>> begin Working data

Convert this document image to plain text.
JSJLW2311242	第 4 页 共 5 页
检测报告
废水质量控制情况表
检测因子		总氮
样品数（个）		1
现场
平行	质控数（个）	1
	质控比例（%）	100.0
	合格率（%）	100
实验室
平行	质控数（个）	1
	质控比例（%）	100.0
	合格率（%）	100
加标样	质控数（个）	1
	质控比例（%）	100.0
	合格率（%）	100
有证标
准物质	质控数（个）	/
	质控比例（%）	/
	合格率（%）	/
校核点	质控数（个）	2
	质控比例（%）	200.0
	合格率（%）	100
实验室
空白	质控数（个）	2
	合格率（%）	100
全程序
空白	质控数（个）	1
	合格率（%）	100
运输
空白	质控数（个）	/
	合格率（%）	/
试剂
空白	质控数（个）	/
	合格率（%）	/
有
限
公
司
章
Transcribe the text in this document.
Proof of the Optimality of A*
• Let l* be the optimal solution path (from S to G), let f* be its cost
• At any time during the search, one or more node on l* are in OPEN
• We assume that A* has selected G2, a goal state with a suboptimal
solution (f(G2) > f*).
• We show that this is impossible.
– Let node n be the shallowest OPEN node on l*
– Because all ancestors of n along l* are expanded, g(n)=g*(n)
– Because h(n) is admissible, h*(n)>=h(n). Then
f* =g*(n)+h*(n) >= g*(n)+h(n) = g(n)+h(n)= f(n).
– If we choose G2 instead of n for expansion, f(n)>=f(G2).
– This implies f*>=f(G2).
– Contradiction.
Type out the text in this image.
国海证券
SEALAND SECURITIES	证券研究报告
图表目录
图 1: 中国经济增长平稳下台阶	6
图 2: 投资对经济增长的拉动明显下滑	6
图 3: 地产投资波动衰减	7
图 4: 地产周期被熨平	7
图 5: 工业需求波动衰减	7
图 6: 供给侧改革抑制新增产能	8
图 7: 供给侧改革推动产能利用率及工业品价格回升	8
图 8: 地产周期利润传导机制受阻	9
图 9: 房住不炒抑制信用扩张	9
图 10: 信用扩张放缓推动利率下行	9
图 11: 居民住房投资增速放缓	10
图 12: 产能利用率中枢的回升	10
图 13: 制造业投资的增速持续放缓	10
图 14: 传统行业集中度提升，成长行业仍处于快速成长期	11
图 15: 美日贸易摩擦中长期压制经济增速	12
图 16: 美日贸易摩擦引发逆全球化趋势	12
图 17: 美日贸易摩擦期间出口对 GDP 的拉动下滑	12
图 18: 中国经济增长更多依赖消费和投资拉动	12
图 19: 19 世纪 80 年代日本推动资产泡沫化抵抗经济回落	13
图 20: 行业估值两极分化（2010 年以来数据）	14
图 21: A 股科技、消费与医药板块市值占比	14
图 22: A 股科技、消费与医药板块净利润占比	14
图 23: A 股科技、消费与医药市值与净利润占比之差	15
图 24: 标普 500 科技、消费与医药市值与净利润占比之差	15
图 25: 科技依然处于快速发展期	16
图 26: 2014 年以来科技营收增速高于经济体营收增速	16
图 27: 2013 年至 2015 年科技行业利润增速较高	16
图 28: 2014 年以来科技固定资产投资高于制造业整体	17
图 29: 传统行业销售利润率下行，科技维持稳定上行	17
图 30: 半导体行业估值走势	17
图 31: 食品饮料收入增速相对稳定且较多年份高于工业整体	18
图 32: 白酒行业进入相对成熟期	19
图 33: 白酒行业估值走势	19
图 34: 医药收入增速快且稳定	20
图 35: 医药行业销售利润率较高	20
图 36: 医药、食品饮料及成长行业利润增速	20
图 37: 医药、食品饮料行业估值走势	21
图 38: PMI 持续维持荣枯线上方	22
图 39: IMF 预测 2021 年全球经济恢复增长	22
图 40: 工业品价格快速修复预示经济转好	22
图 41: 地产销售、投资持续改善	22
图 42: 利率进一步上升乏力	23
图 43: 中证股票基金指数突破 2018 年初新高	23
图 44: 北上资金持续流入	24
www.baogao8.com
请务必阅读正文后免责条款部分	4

>> end Working data

Generate an exact reproduction of all entries.

*Solution for this problem*
Convert this document image to plain text.
JSJLW2311242	第 4 页 共 5 页
检测报告
废水质量控制情况表
检测因子		总氮
样品数（个）		1
现场
平行	质控数（个）	1
	质控比例（%）	100.0
	合格率（%）	100
实验室
平行	质控数（个）	1
	质控比例（%）	100.0
	合格率（%）	100
加标样	质控数（个）	1
	质控比例（%）	100.0
	合格率（%）	100
有证标
准物质	质控数（个）	/
	质控比例（%）	/
	合格率（%）	/
校核点	质控数（个）	2
	质控比例（%）	200.0
	合格率（%）	100
实验室
空白	质控数（个）	2
	合格率（%）	100
全程序
空白	质控数（个）	1
	合格率（%）	100
运输
空白	质控数（个）	/
	合格率（%）	/
试剂
空白	质控数（个）	/
	合格率（%）	/
有
限
公
司
章
Transcribe the text in this document.
Proof of the Optimality of A*
• Let l* be the optimal solution path (from S to G), let f* be its cost
• At any time during the search, one or more node on l* are in OPEN
• We assume that A* has selected G2, a goal state with a suboptimal
solution (f(G2) > f*).
• We show that this is impossible.
– Let node n be the shallowest OPEN node on l*
– Because all ancestors of n along l* are expanded, g(n)=g*(n)
– Because h(n) is admissible, h*(n)>=h(n). Then
f* =g*(n)+h*(n) >= g*(n)+h(n) = g(n)+h(n)= f(n).
– If we choose G2 instead of n for expansion, f(n)>=f(G2).
– This implies f*>=f(G2).
– Contradiction.
Type out the text in this image.
国海证券
SEALAND SECURITIES	证券研究报告
图表目录
图 1: 中国经济增长平稳下台阶	6
图 2: 投资对经济增长的拉动明显下滑	6
图 3: 地产投资波动衰减	7
图 4: 地产周期被熨平	7
图 5: 工业需求波动衰减	7
图 6: 供给侧改革抑制新增产能	8
图 7: 供给侧改革推动产能利用率及工业品价格回升	8
图 8: 地产周期利润传导机制受阻	9
图 9: 房住不炒抑制信用扩张	9
图 10: 信用扩张放缓推动利率下行	9
图 11: 居民住房投资增速放缓	10
图 12: 产能利用率中枢的回升	10
图 13: 制造业投资的增速持续放缓	10
图 14: 传统行业集中度提升，成长行业仍处于快速成长期	11
图 15: 美日贸易摩擦中长期压制经济增速	12
图 16: 美日贸易摩擦引发逆全球化趋势	12
图 17: 美日贸易摩擦期间出口对 GDP 的拉动下滑	12
图 18: 中国经济增长更多依赖消费和投资拉动	12
图 19: 19 世纪 80 年代日本推动资产泡沫化抵抗经济回落	13
图 20: 行业估值两极分化（2010 年以来数据）	14
图 21: A 股科技、消费与医药板块市值占比	14
图 22: A 股科技、消费与医药板块净利润占比	14
图 23: A 股科技、消费与医药市值与净利润占比之差	15
图 24: 标普 500 科技、消费与医药市值与净利润占比之差	15
图 25: 科技依然处于快速发展期	16
图 26: 2014 年以来科技营收增速高于经济体营收增速	16
图 27: 2013 年至 2015 年科技行业利润增速较高	16
图 28: 2014 年以来科技固定资产投资高于制造业整体	17
图 29: 传统行业销售利润率下行，科技维持稳定上行	17
图 30: 半导体行业估值走势	17
图 31: 食品饮料收入增速相对稳定且较多年份高于工业整体	18
图 32: 白酒行业进入相对成熟期	19
图 33: 白酒行业估值走势	19
图 34: 医药收入增速快且稳定	20
图 35: 医药行业销售利润率较高	20
图 36: 医药、食品饮料及成长行业利润增速	20
图 37: 医药、食品饮料行业估值走势	21
图 38: PMI 持续维持荣枯线上方	22
图 39: IMF 预测 2021 年全球经济恢复增长	22
图 40: 工业品价格快速修复预示经济转好	22
图 41: 地产销售、投资持续改善	22
图 42: 利率进一步上升乏力	23
图 43: 中证股票基金指数突破 2018 年初新高	23
图 44: 北上资金持续流入	24
www.baogao8.com
请务必阅读正文后免责条款部分	4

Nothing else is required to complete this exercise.